— begin —

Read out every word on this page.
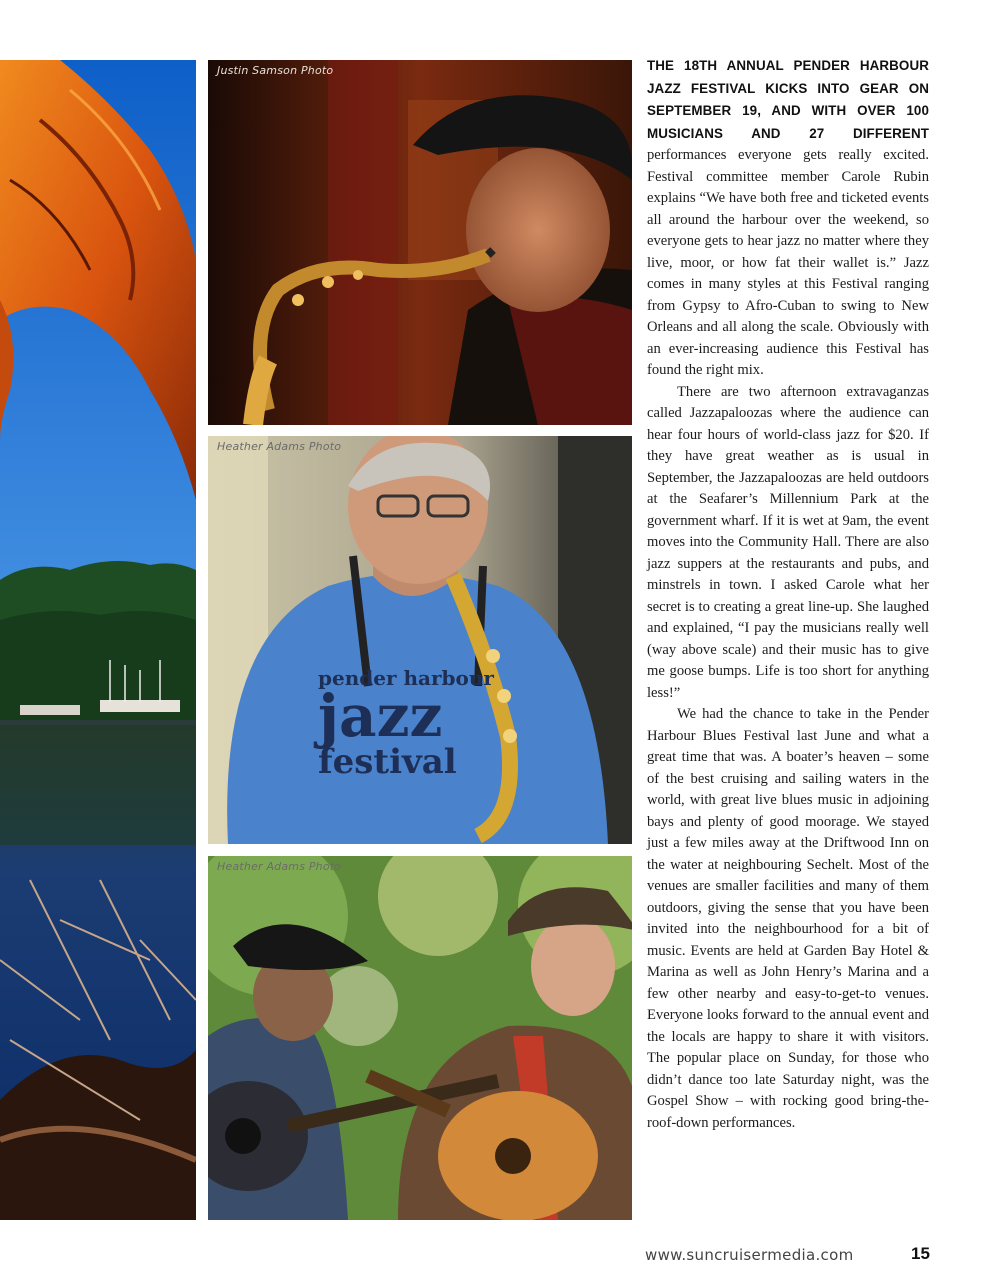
Justin Samson Photo
Heather Adams Photo
pender harbour
jazz
festival
Heather Adams Photo

THE 18TH ANNUAL PENDER HARBOUR JAZZ FESTIVAL KICKS INTO GEAR ON SEPTEMBER 19, AND WITH OVER 100 MUSICIANS AND 27 DIFFERENT performances everyone gets really excited. Festival committee member Carole Rubin explains “We have both free and ticketed events all around the harbour over the weekend, so everyone gets to hear jazz no matter where they live, moor, or how fat their wallet is.” Jazz comes in many styles at this Festival ranging from Gypsy to Afro-Cuban to swing to New Orleans and all along the scale. Obviously with an ever-increasing audience this Festival has found the right mix.

There are two afternoon extravaganzas called Jazzapaloozas where the audience can hear four hours of world-class jazz for $20. If they have great weather as is usual in September, the Jazzapaloozas are held outdoors at the Seafarer’s Millennium Park at the government wharf. If it is wet at 9am, the event moves into the Community Hall. There are also jazz suppers at the restaurants and pubs, and minstrels in town. I asked Carole what her secret is to creating a great line-up. She laughed and explained, “I pay the musicians really well (way above scale) and their music has to give me goose bumps. Life is too short for anything less!”

We had the chance to take in the Pender Harbour Blues Festival last June and what a great time that was. A boater’s heaven – some of the best cruising and sailing waters in the world, with great live blues music in adjoining bays and plenty of good moorage. We stayed just a few miles away at the Driftwood Inn on the water at neighbouring Sechelt. Most of the venues are smaller facilities and many of them outdoors, giving the sense that you have been invited into the neighbourhood for a bit of music. Events are held at Garden Bay Hotel & Marina as well as John Henry’s Marina and a few other nearby and easy-to-get-to venues. Everyone looks forward to the annual event and the locals are happy to share it with visitors. The popular place on Sunday, for those who didn’t dance too late Saturday night, was the Gospel Show – with rocking good bring-the-roof-down performances.

www.suncruisermedia.com	15
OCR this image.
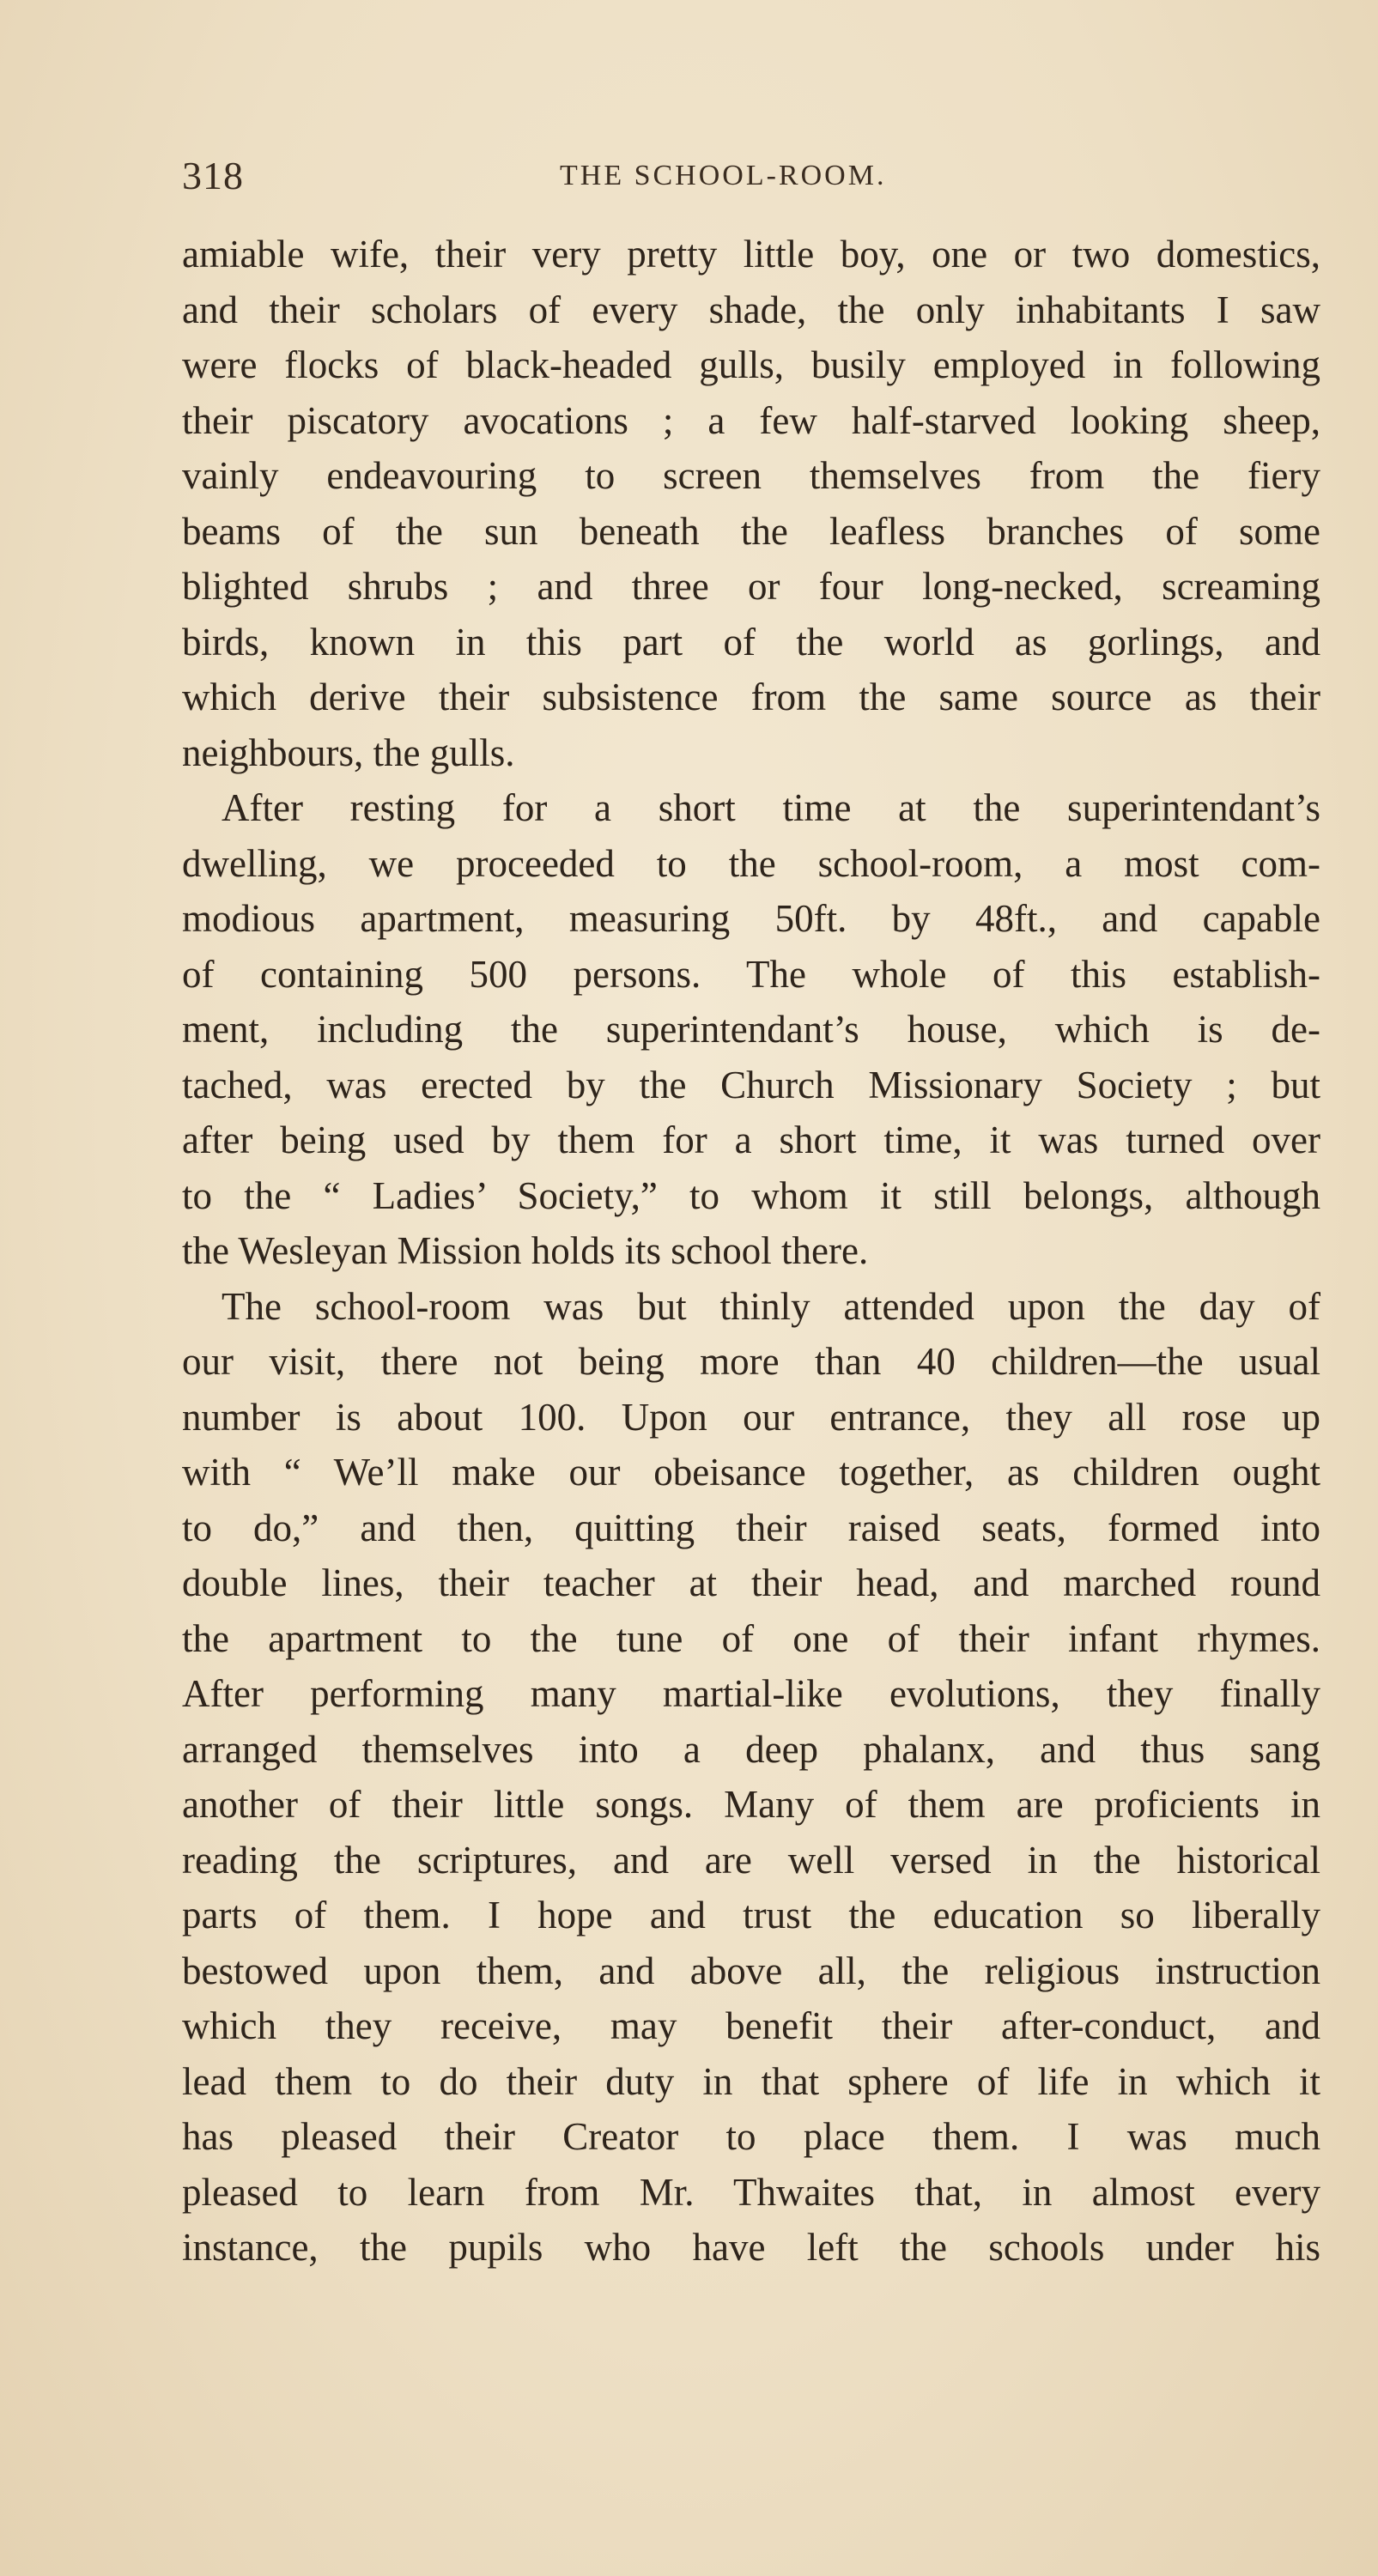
318	THE SCHOOL-ROOM.
amiable wife, their very pretty little boy, one or two domestics,
and their scholars of every shade, the only inhabitants I saw
were flocks of black-headed gulls, busily employed in following
their piscatory avocations ; a few half-starved looking sheep,
vainly endeavouring to screen themselves from the fiery
beams of the sun beneath the leafless branches of some
blighted shrubs ; and three or four long-necked, screaming
birds, known in this part of the world as gorlings, and
which derive their subsistence from the same source as their
neighbours, the gulls.
After resting for a short time at the superintendant’s
dwelling, we proceeded to the school-room, a most com-
modious apartment, measuring 50ft. by 48ft., and capable
of containing 500 persons. The whole of this establish-
ment, including the superintendant’s house, which is de-
tached, was erected by the Church Missionary Society ; but
after being used by them for a short time, it was turned over
to the “ Ladies’ Society,” to whom it still belongs, although
the Wesleyan Mission holds its school there.
The school-room was but thinly attended upon the day of
our visit, there not being more than 40 children—the usual
number is about 100. Upon our entrance, they all rose up
with “ We’ll make our obeisance together, as children ought
to do,” and then, quitting their raised seats, formed into
double lines, their teacher at their head, and marched round
the apartment to the tune of one of their infant rhymes.
After performing many martial-like evolutions, they finally
arranged themselves into a deep phalanx, and thus sang
another of their little songs. Many of them are proficients in
reading the scriptures, and are well versed in the historical
parts of them. I hope and trust the education so liberally
bestowed upon them, and above all, the religious instruction
which they receive, may benefit their after-conduct, and
lead them to do their duty in that sphere of life in which it
has pleased their Creator to place them. I was much
pleased to learn from Mr. Thwaites that, in almost every
instance, the pupils who have left the schools under his
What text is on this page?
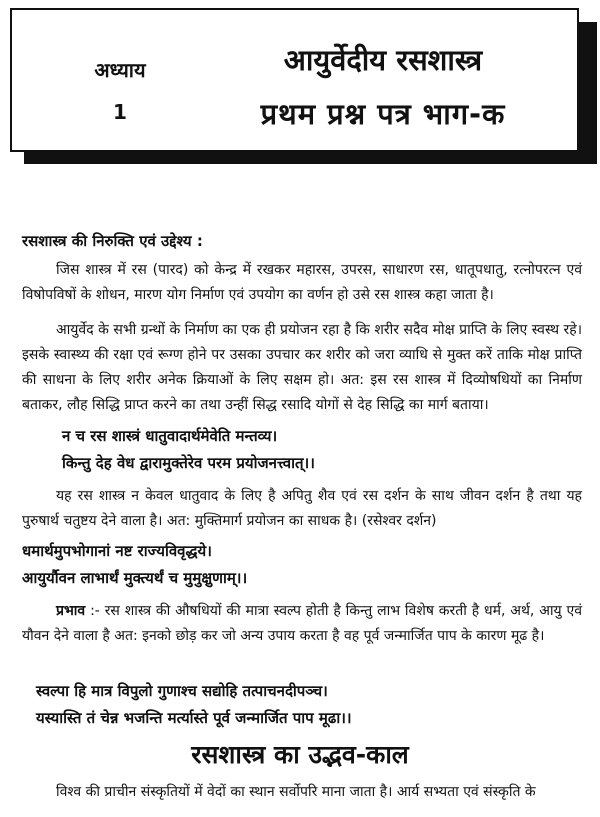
अध्याय
1
आयुर्वेदीय रसशास्त्र
प्रथम प्रश्न पत्र भाग-क
रसशास्त्र की निरुक्ति एवं उद्देश्य :

जिस शास्त्र में रस (पारद) को केन्द्र में रखकर महारस, उपरस, साधारण रस, धातूपधातु, रत्नोपरत्न एवं विषोपविषों के शोधन, मारण योग निर्माण एवं उपयोग का वर्णन हो उसे रस शास्त्र कहा जाता है।

आयुर्वेद के सभी ग्रन्थों के निर्माण का एक ही प्रयोजन रहा है कि शरीर सदैव मोक्ष प्राप्ति के लिए स्वस्थ रहे। इसके स्वास्थ्य की रक्षा एवं रूग्ण होने पर उसका उपचार कर शरीर को जरा व्याधि से मुक्त करें ताकि मोक्ष प्राप्ति की साधना के लिए शरीर अनेक क्रियाओं के लिए सक्षम हो। अत: इस रस शास्त्र में दिव्योषधियों का निर्माण बताकर, लौह सिद्धि प्राप्त करने का तथा उन्हीं सिद्ध रसादि योगों से देह सिद्धि का मार्ग बताया।

न च रस शास्त्रं धातुवादार्थमेवेति मन्तव्य।
किन्तु देह वेध द्वारामुक्तेरेव परम प्रयोजनत्त्वात्।।

यह रस शास्त्र न केवल धातुवाद के लिए है अपितु शैव एवं रस दर्शन के साथ जीवन दर्शन है तथा यह पुरुषार्थ चतुष्टय देने वाला है। अत: मुक्तिमार्ग प्रयोजन का साधक है। (रसेश्वर दर्शन)

धमार्थमुपभोगानां नष्ट राज्यविवृद्धये।
आयुर्यौवन लाभार्थं मुक्त्यर्थं च मुमुक्षुणाम्।।

प्रभाव :- रस शास्त्र की औषधियों की मात्रा स्वल्प होती है किन्तु लाभ विशेष करती है धर्म, अर्थ, आयु एवं यौवन देने वाला है अत: इनको छोड़ कर जो अन्य उपाय करता है वह पूर्व जन्मार्जित पाप के कारण मूढ है।

स्वल्पा हि मात्र विपुलो गुणाश्च सद्योहि तत्पाचनदीपञ्च।
यस्यास्ति तं चेन्न भजन्ति मर्त्यास्ते पूर्व जन्मार्जित पाप मूढा।।
रसशास्त्र का उद्भव-काल

विश्व की प्राचीन संस्कृतियों में वेदों का स्थान सर्वोपरि माना जाता है। आर्य सभ्यता एवं संस्कृति के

— end —

**What is needed**. Output the line containing "What text is on this page?" along with every line after it to the end of the material, exactly as written, but without pictures.

**The solution**.
What text is on this page?
अध्याय
1
आयुर्वेदीय रसशास्त्र
प्रथम प्रश्न पत्र भाग-क
रसशास्त्र की निरुक्ति एवं उद्देश्य :

जिस शास्त्र में रस (पारद) को केन्द्र में रखकर महारस, उपरस, साधारण रस, धातूपधातु, रत्नोपरत्न एवं विषोपविषों के शोधन, मारण योग निर्माण एवं उपयोग का वर्णन हो उसे रस शास्त्र कहा जाता है।

आयुर्वेद के सभी ग्रन्थों के निर्माण का एक ही प्रयोजन रहा है कि शरीर सदैव मोक्ष प्राप्ति के लिए स्वस्थ रहे। इसके स्वास्थ्य की रक्षा एवं रूग्ण होने पर उसका उपचार कर शरीर को जरा व्याधि से मुक्त करें ताकि मोक्ष प्राप्ति की साधना के लिए शरीर अनेक क्रियाओं के लिए सक्षम हो। अत: इस रस शास्त्र में दिव्योषधियों का निर्माण बताकर, लौह सिद्धि प्राप्त करने का तथा उन्हीं सिद्ध रसादि योगों से देह सिद्धि का मार्ग बताया।

न च रस शास्त्रं धातुवादार्थमेवेति मन्तव्य।
किन्तु देह वेध द्वारामुक्तेरेव परम प्रयोजनत्त्वात्।।

यह रस शास्त्र न केवल धातुवाद के लिए है अपितु शैव एवं रस दर्शन के साथ जीवन दर्शन है तथा यह पुरुषार्थ चतुष्टय देने वाला है। अत: मुक्तिमार्ग प्रयोजन का साधक है। (रसेश्वर दर्शन)

धमार्थमुपभोगानां नष्ट राज्यविवृद्धये।
आयुर्यौवन लाभार्थं मुक्त्यर्थं च मुमुक्षुणाम्।।

प्रभाव :- रस शास्त्र की औषधियों की मात्रा स्वल्प होती है किन्तु लाभ विशेष करती है धर्म, अर्थ, आयु एवं यौवन देने वाला है अत: इनको छोड़ कर जो अन्य उपाय करता है वह पूर्व जन्मार्जित पाप के कारण मूढ है।

स्वल्पा हि मात्र विपुलो गुणाश्च सद्योहि तत्पाचनदीपञ्च।
यस्यास्ति तं चेन्न भजन्ति मर्त्यास्ते पूर्व जन्मार्जित पाप मूढा।।
रसशास्त्र का उद्भव-काल

विश्व की प्राचीन संस्कृतियों में वेदों का स्थान सर्वोपरि माना जाता है। आर्य सभ्यता एवं संस्कृति के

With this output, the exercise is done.